In particolare, l’avorio non è mai stato lucidato e le striature della levigatura iniziale sono ancora abbastanza evidenti ovunque la superficie originale sopravviva. Non possiamo esserne sicuri, ma è suggestivo pensare che forse la lucidatura finale non era necessaria in quanto il manico poteva essere originariamente ricoperto da una lamina d’oro, un piccolo frammento della quale è stato trovato sul pavimento della tomba. Tutti questi meravigliosi ritrovamenti sarebbero stati sufficienti a rendere la Tomba 111 una di quelle da ricordare, ma la sua storia è continuata) quando abbiamo esteso gli scavi fino al bordo della terrazza dello wadi e abbiamo trovato altre cose straordinarie proprio lì accanto>>.
Ulteriori ritrovamenti nei dintorni della Tomba 111: L’ippopotamo
Il ritrovamento del manico di coltello decorato sarebbe stato certamente una degna conclusione della storia della Tomba 111, ma c’era di più, molto di più.

Quest’area era stata parzialmente scavata nel 1985 durante l’indagine sulla Tomba 11 e, da allora, era rimasta sul sito un’antiestetica trincea. Il lavoro dell’equipe era, pertanto, principalmente finalizzato alla sistemazione dei luoghi e ad un eventuale rinvenimento della presenza di tracce di sovrastrutture intorno alla sepoltura. Gli scavi del 1985 avevano rivelato molto vasellame di prima datazione predinastica che si riteneva provenisse da sepolture rimaneggiate durante la costruzione di tombe nel periodo Naqada III.

Tuttavia, l’ingente quantità e la limitata gamma di forme inducevano, fin dall’inizio, a una spiegazione diversa. L’insieme era composto, per la stragrande maggioranza, da piccole ciotole rosse lucidate, una sorta di piattini, per lo più di circa 12 cm. di diametro. Quasi tutte hanno il centro consumato ed alcune presentano tracce di bruciatura intorno al bordo: facile dedurre che furono utilizzate come lampade o brucia – incenso.

◆ ◆ ◆ ◆ ◆ ◆ ◆

## Cosa si richiede
Trascrivi senza modifiche, dal testo sulla Tomba 111 riportato qui sopra, la parte che si apre con le parole contenenti "Ulteriori ritrovamenti nei" e si chiude con "periodo Naqada III.".

## Dati forniti
◆ ◆ ◆ ◆ ◆ ◆ ◆

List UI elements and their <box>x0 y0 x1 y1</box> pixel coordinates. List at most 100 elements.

◆ ◆ ◆ ◆ ◆ ◆ ◆

## Risultato dell'esercizio
Ulteriori ritrovamenti nei dintorni della Tomba 111: L’ippopotamo
Il ritrovamento del manico di coltello decorato sarebbe stato certamente una degna conclusione della storia della Tomba 111, ma c’era di più, molto di più.

Quest’area era stata parzialmente scavata nel 1985 durante l’indagine sulla Tomba 11 e, da allora, era rimasta sul sito un’antiestetica trincea. Il lavoro dell’equipe era, pertanto, principalmente finalizzato alla sistemazione dei luoghi e ad un eventuale rinvenimento della presenza di tracce di sovrastrutture intorno alla sepoltura. Gli scavi del 1985 avevano rivelato molto vasellame di prima datazione predinastica che si riteneva provenisse da sepolture rimaneggiate durante la costruzione di tombe nel periodo Naqada III.